Problem
Write out every line of the material exactly as it appears.

-- begin Data provided --

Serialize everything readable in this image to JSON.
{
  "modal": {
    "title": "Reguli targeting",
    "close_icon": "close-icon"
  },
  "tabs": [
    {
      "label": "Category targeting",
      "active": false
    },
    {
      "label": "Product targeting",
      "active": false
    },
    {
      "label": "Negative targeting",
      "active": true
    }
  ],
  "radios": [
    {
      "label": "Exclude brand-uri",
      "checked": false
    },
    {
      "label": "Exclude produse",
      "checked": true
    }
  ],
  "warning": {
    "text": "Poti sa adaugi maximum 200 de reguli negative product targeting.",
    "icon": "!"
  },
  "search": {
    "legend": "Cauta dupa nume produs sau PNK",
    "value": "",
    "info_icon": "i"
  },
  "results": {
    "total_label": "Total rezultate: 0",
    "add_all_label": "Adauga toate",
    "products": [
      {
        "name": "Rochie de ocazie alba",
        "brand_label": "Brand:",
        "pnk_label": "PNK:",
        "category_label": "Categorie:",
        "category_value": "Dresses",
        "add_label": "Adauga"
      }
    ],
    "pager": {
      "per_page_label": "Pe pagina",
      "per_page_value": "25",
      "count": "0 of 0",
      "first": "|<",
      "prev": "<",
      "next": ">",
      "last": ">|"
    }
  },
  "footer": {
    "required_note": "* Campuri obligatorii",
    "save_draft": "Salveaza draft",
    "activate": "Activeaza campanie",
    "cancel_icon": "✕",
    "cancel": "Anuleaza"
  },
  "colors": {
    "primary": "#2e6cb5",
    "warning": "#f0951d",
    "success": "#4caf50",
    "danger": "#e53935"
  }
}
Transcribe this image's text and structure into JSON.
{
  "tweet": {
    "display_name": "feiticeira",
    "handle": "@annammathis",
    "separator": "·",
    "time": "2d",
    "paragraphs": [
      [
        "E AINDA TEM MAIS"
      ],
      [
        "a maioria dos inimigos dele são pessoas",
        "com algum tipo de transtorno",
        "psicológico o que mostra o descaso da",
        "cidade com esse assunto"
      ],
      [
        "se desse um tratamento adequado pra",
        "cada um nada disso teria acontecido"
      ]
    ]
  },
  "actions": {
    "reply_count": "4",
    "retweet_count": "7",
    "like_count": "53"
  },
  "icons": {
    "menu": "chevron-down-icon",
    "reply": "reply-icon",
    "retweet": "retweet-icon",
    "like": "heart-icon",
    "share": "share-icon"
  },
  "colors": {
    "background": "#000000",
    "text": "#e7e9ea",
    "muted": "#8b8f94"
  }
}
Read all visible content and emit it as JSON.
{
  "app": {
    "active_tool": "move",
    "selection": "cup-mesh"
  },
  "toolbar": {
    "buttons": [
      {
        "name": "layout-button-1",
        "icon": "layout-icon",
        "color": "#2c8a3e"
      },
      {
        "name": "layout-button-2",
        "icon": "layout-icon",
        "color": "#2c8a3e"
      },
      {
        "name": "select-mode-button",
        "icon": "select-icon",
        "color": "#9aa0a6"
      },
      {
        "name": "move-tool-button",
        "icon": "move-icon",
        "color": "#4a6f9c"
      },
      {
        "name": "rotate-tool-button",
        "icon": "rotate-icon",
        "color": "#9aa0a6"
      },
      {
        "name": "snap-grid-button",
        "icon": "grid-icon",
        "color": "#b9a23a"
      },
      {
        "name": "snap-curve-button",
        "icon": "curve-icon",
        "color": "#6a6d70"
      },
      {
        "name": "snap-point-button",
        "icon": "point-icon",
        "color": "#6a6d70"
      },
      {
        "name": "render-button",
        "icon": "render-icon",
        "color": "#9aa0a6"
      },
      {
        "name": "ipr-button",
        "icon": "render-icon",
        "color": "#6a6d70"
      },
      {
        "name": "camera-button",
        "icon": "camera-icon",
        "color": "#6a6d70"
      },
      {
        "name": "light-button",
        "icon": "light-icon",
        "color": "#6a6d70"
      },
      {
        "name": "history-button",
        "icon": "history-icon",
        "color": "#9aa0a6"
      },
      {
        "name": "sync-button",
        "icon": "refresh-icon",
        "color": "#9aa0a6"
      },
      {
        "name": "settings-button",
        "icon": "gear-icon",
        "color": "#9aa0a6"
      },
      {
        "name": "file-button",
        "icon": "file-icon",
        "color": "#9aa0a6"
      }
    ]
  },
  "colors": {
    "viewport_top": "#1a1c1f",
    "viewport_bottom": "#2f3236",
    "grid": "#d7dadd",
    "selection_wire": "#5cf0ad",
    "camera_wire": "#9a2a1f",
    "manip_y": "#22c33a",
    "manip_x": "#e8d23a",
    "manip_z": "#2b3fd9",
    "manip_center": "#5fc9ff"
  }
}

-- end Data provided --

Correct answer
Serialize everything readable in this image to JSON.
{
  "modal": {
    "title": "Reguli targeting",
    "close_icon": "close-icon"
  },
  "tabs": [
    {
      "label": "Category targeting",
      "active": false
    },
    {
      "label": "Product targeting",
      "active": false
    },
    {
      "label": "Negative targeting",
      "active": true
    }
  ],
  "radios": [
    {
      "label": "Exclude brand-uri",
      "checked": false
    },
    {
      "label": "Exclude produse",
      "checked": true
    }
  ],
  "warning": {
    "text": "Poti sa adaugi maximum 200 de reguli negative product targeting.",
    "icon": "!"
  },
  "search": {
    "legend": "Cauta dupa nume produs sau PNK",
    "value": "",
    "info_icon": "i"
  },
  "results": {
    "total_label": "Total rezultate: 0",
    "add_all_label": "Adauga toate",
    "products": [
      {
        "name": "Rochie de ocazie alba",
        "brand_label": "Brand:",
        "pnk_label": "PNK:",
        "category_label": "Categorie:",
        "category_value": "Dresses",
        "add_label": "Adauga"
      }
    ],
    "pager": {
      "per_page_label": "Pe pagina",
      "per_page_value": "25",
      "count": "0 of 0",
      "first": "|<",
      "prev": "<",
      "next": ">",
      "last": ">|"
    }
  },
  "footer": {
    "required_note": "* Campuri obligatorii",
    "save_draft": "Salveaza draft",
    "activate": "Activeaza campanie",
    "cancel_icon": "✕",
    "cancel": "Anuleaza"
  },
  "colors": {
    "primary": "#2e6cb5",
    "warning": "#f0951d",
    "success": "#4caf50",
    "danger": "#e53935"
  }
}
Transcribe this image's text and structure into JSON.
{
  "tweet": {
    "display_name": "feiticeira",
    "handle": "@annammathis",
    "separator": "·",
    "time": "2d",
    "paragraphs": [
      [
        "E AINDA TEM MAIS"
      ],
      [
        "a maioria dos inimigos dele são pessoas",
        "com algum tipo de transtorno",
        "psicológico o que mostra o descaso da",
        "cidade com esse assunto"
      ],
      [
        "se desse um tratamento adequado pra",
        "cada um nada disso teria acontecido"
      ]
    ]
  },
  "actions": {
    "reply_count": "4",
    "retweet_count": "7",
    "like_count": "53"
  },
  "icons": {
    "menu": "chevron-down-icon",
    "reply": "reply-icon",
    "retweet": "retweet-icon",
    "like": "heart-icon",
    "share": "share-icon"
  },
  "colors": {
    "background": "#000000",
    "text": "#e7e9ea",
    "muted": "#8b8f94"
  }
}
Read all visible content and emit it as JSON.
{
  "app": {
    "active_tool": "move",
    "selection": "cup-mesh"
  },
  "toolbar": {
    "buttons": [
      {
        "name": "layout-button-1",
        "icon": "layout-icon",
        "color": "#2c8a3e"
      },
      {
        "name": "layout-button-2",
        "icon": "layout-icon",
        "color": "#2c8a3e"
      },
      {
        "name": "select-mode-button",
        "icon": "select-icon",
        "color": "#9aa0a6"
      },
      {
        "name": "move-tool-button",
        "icon": "move-icon",
        "color": "#4a6f9c"
      },
      {
        "name": "rotate-tool-button",
        "icon": "rotate-icon",
        "color": "#9aa0a6"
      },
      {
        "name": "snap-grid-button",
        "icon": "grid-icon",
        "color": "#b9a23a"
      },
      {
        "name": "snap-curve-button",
        "icon": "curve-icon",
        "color": "#6a6d70"
      },
      {
        "name": "snap-point-button",
        "icon": "point-icon",
        "color": "#6a6d70"
      },
      {
        "name": "render-button",
        "icon": "render-icon",
        "color": "#9aa0a6"
      },
      {
        "name": "ipr-button",
        "icon": "render-icon",
        "color": "#6a6d70"
      },
      {
        "name": "camera-button",
        "icon": "camera-icon",
        "color": "#6a6d70"
      },
      {
        "name": "light-button",
        "icon": "light-icon",
        "color": "#6a6d70"
      },
      {
        "name": "history-button",
        "icon": "history-icon",
        "color": "#9aa0a6"
      },
      {
        "name": "sync-button",
        "icon": "refresh-icon",
        "color": "#9aa0a6"
      },
      {
        "name": "settings-button",
        "icon": "gear-icon",
        "color": "#9aa0a6"
      },
      {
        "name": "file-button",
        "icon": "file-icon",
        "color": "#9aa0a6"
      }
    ]
  },
  "colors": {
    "viewport_top": "#1a1c1f",
    "viewport_bottom": "#2f3236",
    "grid": "#d7dadd",
    "selection_wire": "#5cf0ad",
    "camera_wire": "#9a2a1f",
    "manip_y": "#22c33a",
    "manip_x": "#e8d23a",
    "manip_z": "#2b3fd9",
    "manip_center": "#5fc9ff"
  }
}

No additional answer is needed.